::: INPUT ROWS

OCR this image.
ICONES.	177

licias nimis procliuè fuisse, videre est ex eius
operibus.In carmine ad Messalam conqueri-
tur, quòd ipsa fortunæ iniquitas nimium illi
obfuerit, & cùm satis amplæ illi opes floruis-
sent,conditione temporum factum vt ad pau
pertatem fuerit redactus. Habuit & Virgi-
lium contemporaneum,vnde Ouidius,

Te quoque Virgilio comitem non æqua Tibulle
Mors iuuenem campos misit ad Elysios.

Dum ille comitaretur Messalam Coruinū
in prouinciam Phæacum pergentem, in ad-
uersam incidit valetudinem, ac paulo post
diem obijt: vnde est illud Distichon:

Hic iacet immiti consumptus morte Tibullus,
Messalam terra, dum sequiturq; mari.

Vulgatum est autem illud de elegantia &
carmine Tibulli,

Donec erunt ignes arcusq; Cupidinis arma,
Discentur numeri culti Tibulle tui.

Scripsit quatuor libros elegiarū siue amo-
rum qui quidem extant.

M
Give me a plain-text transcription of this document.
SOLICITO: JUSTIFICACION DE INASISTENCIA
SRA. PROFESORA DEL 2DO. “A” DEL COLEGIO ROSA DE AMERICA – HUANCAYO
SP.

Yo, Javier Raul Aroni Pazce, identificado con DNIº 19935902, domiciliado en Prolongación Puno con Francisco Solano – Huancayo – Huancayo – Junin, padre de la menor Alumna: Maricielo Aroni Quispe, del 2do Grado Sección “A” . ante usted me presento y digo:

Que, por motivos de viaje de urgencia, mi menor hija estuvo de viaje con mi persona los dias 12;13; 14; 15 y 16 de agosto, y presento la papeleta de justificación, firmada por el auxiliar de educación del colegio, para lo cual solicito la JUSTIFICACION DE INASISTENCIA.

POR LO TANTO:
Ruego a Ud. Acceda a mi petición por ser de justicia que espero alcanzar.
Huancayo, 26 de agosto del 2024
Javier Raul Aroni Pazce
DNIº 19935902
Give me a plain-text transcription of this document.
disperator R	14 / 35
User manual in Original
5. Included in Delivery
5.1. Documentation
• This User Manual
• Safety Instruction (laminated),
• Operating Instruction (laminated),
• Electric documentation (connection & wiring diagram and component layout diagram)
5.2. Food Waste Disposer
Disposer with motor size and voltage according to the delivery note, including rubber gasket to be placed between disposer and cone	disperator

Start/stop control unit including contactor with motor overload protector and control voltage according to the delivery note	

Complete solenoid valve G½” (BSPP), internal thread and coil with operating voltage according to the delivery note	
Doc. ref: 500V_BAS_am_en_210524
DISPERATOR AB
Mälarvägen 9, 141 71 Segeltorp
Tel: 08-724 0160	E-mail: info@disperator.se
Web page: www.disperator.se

::::::

» **WORK REQUIRED**
Locate the word "presento" in the records and collect each line it appears in.

» **SOLUTION FOR THIS TASK**
Yo, Javier Raul Aroni Pazce, identificado con DNIº 19935902, domiciliado en Prolongación Puno con Francisco Solano – Huancayo – Huancayo – Junin, padre de la menor Alumna: Maricielo Aroni Quispe, del 2do Grado Sección “A” . ante usted me presento y digo:
Que, por motivos de viaje de urgencia, mi menor hija estuvo de viaje con mi persona los dias 12;13; 14; 15 y 16 de agosto, y presento la papeleta de justificación, firmada por el auxiliar de educación del colegio, para lo cual solicito la JUSTIFICACION DE INASISTENCIA.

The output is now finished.